Reproduce the listing below without any change.

___ Provided records

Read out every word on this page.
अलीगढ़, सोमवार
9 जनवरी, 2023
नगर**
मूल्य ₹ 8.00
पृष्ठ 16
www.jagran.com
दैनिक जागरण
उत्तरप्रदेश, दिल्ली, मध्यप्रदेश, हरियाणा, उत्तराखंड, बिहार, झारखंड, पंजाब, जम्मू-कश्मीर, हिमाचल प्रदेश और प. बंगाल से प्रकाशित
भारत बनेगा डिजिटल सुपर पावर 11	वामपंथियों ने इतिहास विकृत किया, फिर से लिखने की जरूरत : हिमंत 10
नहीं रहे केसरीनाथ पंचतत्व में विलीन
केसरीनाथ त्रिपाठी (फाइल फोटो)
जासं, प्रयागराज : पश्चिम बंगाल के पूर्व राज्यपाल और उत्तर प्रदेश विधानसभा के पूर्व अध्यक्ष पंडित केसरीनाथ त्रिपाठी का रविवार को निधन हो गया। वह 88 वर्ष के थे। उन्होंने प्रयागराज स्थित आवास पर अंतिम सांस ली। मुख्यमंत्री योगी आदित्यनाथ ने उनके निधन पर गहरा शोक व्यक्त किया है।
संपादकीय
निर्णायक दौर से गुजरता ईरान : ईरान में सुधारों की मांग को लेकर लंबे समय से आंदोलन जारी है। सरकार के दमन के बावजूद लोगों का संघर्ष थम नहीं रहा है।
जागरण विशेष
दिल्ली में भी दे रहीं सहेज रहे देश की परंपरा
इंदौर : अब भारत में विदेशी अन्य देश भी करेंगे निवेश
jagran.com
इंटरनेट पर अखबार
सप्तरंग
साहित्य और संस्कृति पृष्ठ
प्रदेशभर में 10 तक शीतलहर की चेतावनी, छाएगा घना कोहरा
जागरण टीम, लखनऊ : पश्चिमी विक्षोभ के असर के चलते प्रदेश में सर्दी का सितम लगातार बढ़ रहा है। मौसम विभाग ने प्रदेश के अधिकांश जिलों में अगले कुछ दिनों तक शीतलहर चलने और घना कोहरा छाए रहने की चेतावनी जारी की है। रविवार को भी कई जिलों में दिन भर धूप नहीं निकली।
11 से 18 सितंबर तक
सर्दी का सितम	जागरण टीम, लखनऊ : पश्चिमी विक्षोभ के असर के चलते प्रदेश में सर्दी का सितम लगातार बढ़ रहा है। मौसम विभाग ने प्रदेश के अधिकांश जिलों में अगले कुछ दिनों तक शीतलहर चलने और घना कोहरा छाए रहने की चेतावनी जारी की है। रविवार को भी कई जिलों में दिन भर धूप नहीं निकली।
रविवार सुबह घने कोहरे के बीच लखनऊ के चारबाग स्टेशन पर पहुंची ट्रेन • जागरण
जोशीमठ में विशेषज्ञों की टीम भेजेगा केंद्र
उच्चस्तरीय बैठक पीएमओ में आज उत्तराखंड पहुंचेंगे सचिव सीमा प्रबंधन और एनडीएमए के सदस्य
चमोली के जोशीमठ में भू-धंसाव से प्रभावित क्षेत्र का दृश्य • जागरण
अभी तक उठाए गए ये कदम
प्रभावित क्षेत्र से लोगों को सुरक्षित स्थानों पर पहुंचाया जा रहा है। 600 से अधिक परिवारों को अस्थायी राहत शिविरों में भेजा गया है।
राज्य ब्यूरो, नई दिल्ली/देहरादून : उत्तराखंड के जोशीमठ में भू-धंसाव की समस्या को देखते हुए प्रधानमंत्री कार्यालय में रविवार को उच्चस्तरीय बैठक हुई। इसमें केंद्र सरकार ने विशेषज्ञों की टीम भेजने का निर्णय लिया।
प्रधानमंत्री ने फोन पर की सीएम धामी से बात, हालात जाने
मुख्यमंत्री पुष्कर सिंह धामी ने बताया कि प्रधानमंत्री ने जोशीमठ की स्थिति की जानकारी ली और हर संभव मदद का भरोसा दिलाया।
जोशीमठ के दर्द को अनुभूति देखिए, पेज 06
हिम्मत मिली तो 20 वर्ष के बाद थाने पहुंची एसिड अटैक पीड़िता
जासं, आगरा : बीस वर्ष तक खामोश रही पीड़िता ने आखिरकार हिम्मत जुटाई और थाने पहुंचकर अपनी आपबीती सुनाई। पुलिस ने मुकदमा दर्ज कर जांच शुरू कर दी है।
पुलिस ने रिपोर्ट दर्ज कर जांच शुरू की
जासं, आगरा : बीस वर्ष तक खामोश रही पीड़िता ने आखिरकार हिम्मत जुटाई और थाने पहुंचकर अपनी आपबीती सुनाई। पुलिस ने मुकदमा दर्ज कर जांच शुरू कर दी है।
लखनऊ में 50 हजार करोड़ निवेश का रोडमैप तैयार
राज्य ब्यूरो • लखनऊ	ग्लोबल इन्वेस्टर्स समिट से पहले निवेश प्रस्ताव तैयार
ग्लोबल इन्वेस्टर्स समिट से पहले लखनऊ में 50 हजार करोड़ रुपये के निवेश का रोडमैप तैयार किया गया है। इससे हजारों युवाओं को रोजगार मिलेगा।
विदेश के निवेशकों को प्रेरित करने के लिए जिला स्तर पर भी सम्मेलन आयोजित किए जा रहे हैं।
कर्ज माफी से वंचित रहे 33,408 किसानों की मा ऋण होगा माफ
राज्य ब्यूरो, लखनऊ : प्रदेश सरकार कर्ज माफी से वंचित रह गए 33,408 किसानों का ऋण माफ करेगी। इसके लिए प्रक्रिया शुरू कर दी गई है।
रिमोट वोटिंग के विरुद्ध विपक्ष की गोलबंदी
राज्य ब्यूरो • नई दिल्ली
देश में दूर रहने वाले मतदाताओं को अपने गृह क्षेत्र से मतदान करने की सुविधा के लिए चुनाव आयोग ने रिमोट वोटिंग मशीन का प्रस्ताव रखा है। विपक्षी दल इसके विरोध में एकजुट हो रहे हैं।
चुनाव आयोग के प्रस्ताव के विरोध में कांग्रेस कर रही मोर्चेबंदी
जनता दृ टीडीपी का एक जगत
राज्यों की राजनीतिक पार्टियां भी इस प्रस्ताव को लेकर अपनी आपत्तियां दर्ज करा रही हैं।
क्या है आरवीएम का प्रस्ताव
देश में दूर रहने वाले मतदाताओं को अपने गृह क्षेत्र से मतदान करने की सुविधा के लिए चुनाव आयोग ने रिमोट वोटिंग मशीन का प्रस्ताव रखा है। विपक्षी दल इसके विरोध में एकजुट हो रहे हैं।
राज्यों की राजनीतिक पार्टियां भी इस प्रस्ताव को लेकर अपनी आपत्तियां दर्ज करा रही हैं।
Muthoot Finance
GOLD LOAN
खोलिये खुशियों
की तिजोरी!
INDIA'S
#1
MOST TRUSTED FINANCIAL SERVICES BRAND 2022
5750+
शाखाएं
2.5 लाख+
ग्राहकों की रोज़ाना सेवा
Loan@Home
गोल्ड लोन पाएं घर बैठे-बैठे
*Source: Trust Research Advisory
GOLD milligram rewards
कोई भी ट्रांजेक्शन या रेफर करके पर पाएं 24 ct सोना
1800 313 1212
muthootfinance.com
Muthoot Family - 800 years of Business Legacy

______

* Solved problem *
Read out every word on this page.
अलीगढ़, सोमवार
9 जनवरी, 2023
नगर**
मूल्य ₹ 8.00
पृष्ठ 16
www.jagran.com
दैनिक जागरण
उत्तरप्रदेश, दिल्ली, मध्यप्रदेश, हरियाणा, उत्तराखंड, बिहार, झारखंड, पंजाब, जम्मू-कश्मीर, हिमाचल प्रदेश और प. बंगाल से प्रकाशित
भारत बनेगा डिजिटल सुपर पावर 11	वामपंथियों ने इतिहास विकृत किया, फिर से लिखने की जरूरत : हिमंत 10
नहीं रहे केसरीनाथ पंचतत्व में विलीन
केसरीनाथ त्रिपाठी (फाइल फोटो)
जासं, प्रयागराज : पश्चिम बंगाल के पूर्व राज्यपाल और उत्तर प्रदेश विधानसभा के पूर्व अध्यक्ष पंडित केसरीनाथ त्रिपाठी का रविवार को निधन हो गया। वह 88 वर्ष के थे। उन्होंने प्रयागराज स्थित आवास पर अंतिम सांस ली। मुख्यमंत्री योगी आदित्यनाथ ने उनके निधन पर गहरा शोक व्यक्त किया है।
संपादकीय
निर्णायक दौर से गुजरता ईरान : ईरान में सुधारों की मांग को लेकर लंबे समय से आंदोलन जारी है। सरकार के दमन के बावजूद लोगों का संघर्ष थम नहीं रहा है।
जागरण विशेष
दिल्ली में भी दे रहीं सहेज रहे देश की परंपरा
इंदौर : अब भारत में विदेशी अन्य देश भी करेंगे निवेश
jagran.com
इंटरनेट पर अखबार
सप्तरंग
साहित्य और संस्कृति पृष्ठ
प्रदेशभर में 10 तक शीतलहर की चेतावनी, छाएगा घना कोहरा
जागरण टीम, लखनऊ : पश्चिमी विक्षोभ के असर के चलते प्रदेश में सर्दी का सितम लगातार बढ़ रहा है। मौसम विभाग ने प्रदेश के अधिकांश जिलों में अगले कुछ दिनों तक शीतलहर चलने और घना कोहरा छाए रहने की चेतावनी जारी की है। रविवार को भी कई जिलों में दिन भर धूप नहीं निकली।
11 से 18 सितंबर तक
सर्दी का सितम	जागरण टीम, लखनऊ : पश्चिमी विक्षोभ के असर के चलते प्रदेश में सर्दी का सितम लगातार बढ़ रहा है। मौसम विभाग ने प्रदेश के अधिकांश जिलों में अगले कुछ दिनों तक शीतलहर चलने और घना कोहरा छाए रहने की चेतावनी जारी की है। रविवार को भी कई जिलों में दिन भर धूप नहीं निकली।
रविवार सुबह घने कोहरे के बीच लखनऊ के चारबाग स्टेशन पर पहुंची ट्रेन • जागरण
जोशीमठ में विशेषज्ञों की टीम भेजेगा केंद्र
उच्चस्तरीय बैठक पीएमओ में आज उत्तराखंड पहुंचेंगे सचिव सीमा प्रबंधन और एनडीएमए के सदस्य
चमोली के जोशीमठ में भू-धंसाव से प्रभावित क्षेत्र का दृश्य • जागरण
अभी तक उठाए गए ये कदम
प्रभावित क्षेत्र से लोगों को सुरक्षित स्थानों पर पहुंचाया जा रहा है। 600 से अधिक परिवारों को अस्थायी राहत शिविरों में भेजा गया है।
राज्य ब्यूरो, नई दिल्ली/देहरादून : उत्तराखंड के जोशीमठ में भू-धंसाव की समस्या को देखते हुए प्रधानमंत्री कार्यालय में रविवार को उच्चस्तरीय बैठक हुई। इसमें केंद्र सरकार ने विशेषज्ञों की टीम भेजने का निर्णय लिया।
प्रधानमंत्री ने फोन पर की सीएम धामी से बात, हालात जाने
मुख्यमंत्री पुष्कर सिंह धामी ने बताया कि प्रधानमंत्री ने जोशीमठ की स्थिति की जानकारी ली और हर संभव मदद का भरोसा दिलाया।
जोशीमठ के दर्द को अनुभूति देखिए, पेज 06
हिम्मत मिली तो 20 वर्ष के बाद थाने पहुंची एसिड अटैक पीड़िता
जासं, आगरा : बीस वर्ष तक खामोश रही पीड़िता ने आखिरकार हिम्मत जुटाई और थाने पहुंचकर अपनी आपबीती सुनाई। पुलिस ने मुकदमा दर्ज कर जांच शुरू कर दी है।
पुलिस ने रिपोर्ट दर्ज कर जांच शुरू की
जासं, आगरा : बीस वर्ष तक खामोश रही पीड़िता ने आखिरकार हिम्मत जुटाई और थाने पहुंचकर अपनी आपबीती सुनाई। पुलिस ने मुकदमा दर्ज कर जांच शुरू कर दी है।
लखनऊ में 50 हजार करोड़ निवेश का रोडमैप तैयार
राज्य ब्यूरो • लखनऊ	ग्लोबल इन्वेस्टर्स समिट से पहले निवेश प्रस्ताव तैयार
ग्लोबल इन्वेस्टर्स समिट से पहले लखनऊ में 50 हजार करोड़ रुपये के निवेश का रोडमैप तैयार किया गया है। इससे हजारों युवाओं को रोजगार मिलेगा।
विदेश के निवेशकों को प्रेरित करने के लिए जिला स्तर पर भी सम्मेलन आयोजित किए जा रहे हैं।
कर्ज माफी से वंचित रहे 33,408 किसानों की मा ऋण होगा माफ
राज्य ब्यूरो, लखनऊ : प्रदेश सरकार कर्ज माफी से वंचित रह गए 33,408 किसानों का ऋण माफ करेगी। इसके लिए प्रक्रिया शुरू कर दी गई है।
रिमोट वोटिंग के विरुद्ध विपक्ष की गोलबंदी
राज्य ब्यूरो • नई दिल्ली
देश में दूर रहने वाले मतदाताओं को अपने गृह क्षेत्र से मतदान करने की सुविधा के लिए चुनाव आयोग ने रिमोट वोटिंग मशीन का प्रस्ताव रखा है। विपक्षी दल इसके विरोध में एकजुट हो रहे हैं।
चुनाव आयोग के प्रस्ताव के विरोध में कांग्रेस कर रही मोर्चेबंदी
जनता दृ टीडीपी का एक जगत
राज्यों की राजनीतिक पार्टियां भी इस प्रस्ताव को लेकर अपनी आपत्तियां दर्ज करा रही हैं।
क्या है आरवीएम का प्रस्ताव
देश में दूर रहने वाले मतदाताओं को अपने गृह क्षेत्र से मतदान करने की सुविधा के लिए चुनाव आयोग ने रिमोट वोटिंग मशीन का प्रस्ताव रखा है। विपक्षी दल इसके विरोध में एकजुट हो रहे हैं।
राज्यों की राजनीतिक पार्टियां भी इस प्रस्ताव को लेकर अपनी आपत्तियां दर्ज करा रही हैं।
Muthoot Finance
GOLD LOAN
खोलिये खुशियों
की तिजोरी!
INDIA'S
#1
MOST TRUSTED FINANCIAL SERVICES BRAND 2022
5750+
शाखाएं
2.5 लाख+
ग्राहकों की रोज़ाना सेवा
Loan@Home
गोल्ड लोन पाएं घर बैठे-बैठे
*Source: Trust Research Advisory
GOLD milligram rewards
कोई भी ट्रांजेक्शन या रेफर करके पर पाएं 24 ct सोना
1800 313 1212
muthootfinance.com
Muthoot Family - 800 years of Business Legacy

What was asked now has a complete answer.